The exercise: Transcribe all of the records word for word, but omit the pictures.
Begin
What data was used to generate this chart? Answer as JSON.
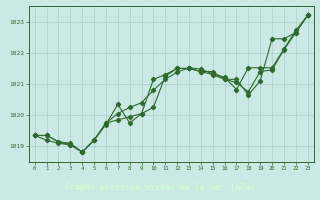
{
  "xlabel": "Graphe pression niveau de la mer (hPa)",
  "x": [
    0,
    1,
    2,
    3,
    4,
    5,
    6,
    7,
    8,
    9,
    10,
    11,
    12,
    13,
    14,
    15,
    16,
    17,
    18,
    19,
    20,
    21,
    22,
    23
  ],
  "line1": [
    1019.35,
    1019.35,
    1019.15,
    1019.05,
    1018.82,
    1019.2,
    1019.75,
    1019.85,
    1019.95,
    1020.05,
    1020.25,
    1021.25,
    1021.5,
    1021.5,
    1021.4,
    1021.4,
    1021.15,
    1021.05,
    1020.75,
    1021.4,
    1021.45,
    1022.1,
    1022.65,
    1023.2
  ],
  "line2": [
    1019.35,
    1019.2,
    1019.1,
    1019.05,
    1018.82,
    1019.2,
    1019.7,
    1020.35,
    1019.75,
    1020.05,
    1021.15,
    1021.3,
    1021.5,
    1021.5,
    1021.4,
    1021.3,
    1021.15,
    1021.15,
    1020.65,
    1021.1,
    1022.45,
    1022.45,
    1022.65,
    1023.2
  ],
  "line3": [
    1019.35,
    1019.35,
    1019.15,
    1019.1,
    1018.82,
    1019.2,
    1019.75,
    1020.05,
    1020.25,
    1020.4,
    1020.8,
    1021.15,
    1021.38,
    1021.52,
    1021.48,
    1021.32,
    1021.22,
    1020.82,
    1021.52,
    1021.52,
    1021.52,
    1022.12,
    1022.72,
    1023.2
  ],
  "line_color": "#2d6a2d",
  "bg_color": "#cce8e4",
  "grid_color": "#a8d0cc",
  "label_bg": "#336633",
  "label_fg": "#ccffcc",
  "ylim": [
    1018.5,
    1023.5
  ],
  "yticks": [
    1019,
    1020,
    1021,
    1022,
    1023
  ],
  "xticks": [
    0,
    1,
    2,
    3,
    4,
    5,
    6,
    7,
    8,
    9,
    10,
    11,
    12,
    13,
    14,
    15,
    16,
    17,
    18,
    19,
    20,
    21,
    22,
    23
  ],
  "marker": "D",
  "marker_size": 2.2,
  "line_width": 0.8
}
End
Full answer:
What data was used to generate this chart? Answer as JSON.
{
  "xlabel": "Graphe pression niveau de la mer (hPa)",
  "x": [
    0,
    1,
    2,
    3,
    4,
    5,
    6,
    7,
    8,
    9,
    10,
    11,
    12,
    13,
    14,
    15,
    16,
    17,
    18,
    19,
    20,
    21,
    22,
    23
  ],
  "line1": [
    1019.35,
    1019.35,
    1019.15,
    1019.05,
    1018.82,
    1019.2,
    1019.75,
    1019.85,
    1019.95,
    1020.05,
    1020.25,
    1021.25,
    1021.5,
    1021.5,
    1021.4,
    1021.4,
    1021.15,
    1021.05,
    1020.75,
    1021.4,
    1021.45,
    1022.1,
    1022.65,
    1023.2
  ],
  "line2": [
    1019.35,
    1019.2,
    1019.1,
    1019.05,
    1018.82,
    1019.2,
    1019.7,
    1020.35,
    1019.75,
    1020.05,
    1021.15,
    1021.3,
    1021.5,
    1021.5,
    1021.4,
    1021.3,
    1021.15,
    1021.15,
    1020.65,
    1021.1,
    1022.45,
    1022.45,
    1022.65,
    1023.2
  ],
  "line3": [
    1019.35,
    1019.35,
    1019.15,
    1019.1,
    1018.82,
    1019.2,
    1019.75,
    1020.05,
    1020.25,
    1020.4,
    1020.8,
    1021.15,
    1021.38,
    1021.52,
    1021.48,
    1021.32,
    1021.22,
    1020.82,
    1021.52,
    1021.52,
    1021.52,
    1022.12,
    1022.72,
    1023.2
  ],
  "line_color": "#2d6a2d",
  "bg_color": "#cce8e4",
  "grid_color": "#a8d0cc",
  "label_bg": "#336633",
  "label_fg": "#ccffcc",
  "ylim": [
    1018.5,
    1023.5
  ],
  "yticks": [
    1019,
    1020,
    1021,
    1022,
    1023
  ],
  "xticks": [
    0,
    1,
    2,
    3,
    4,
    5,
    6,
    7,
    8,
    9,
    10,
    11,
    12,
    13,
    14,
    15,
    16,
    17,
    18,
    19,
    20,
    21,
    22,
    23
  ],
  "marker": "D",
  "marker_size": 2.2,
  "line_width": 0.8
}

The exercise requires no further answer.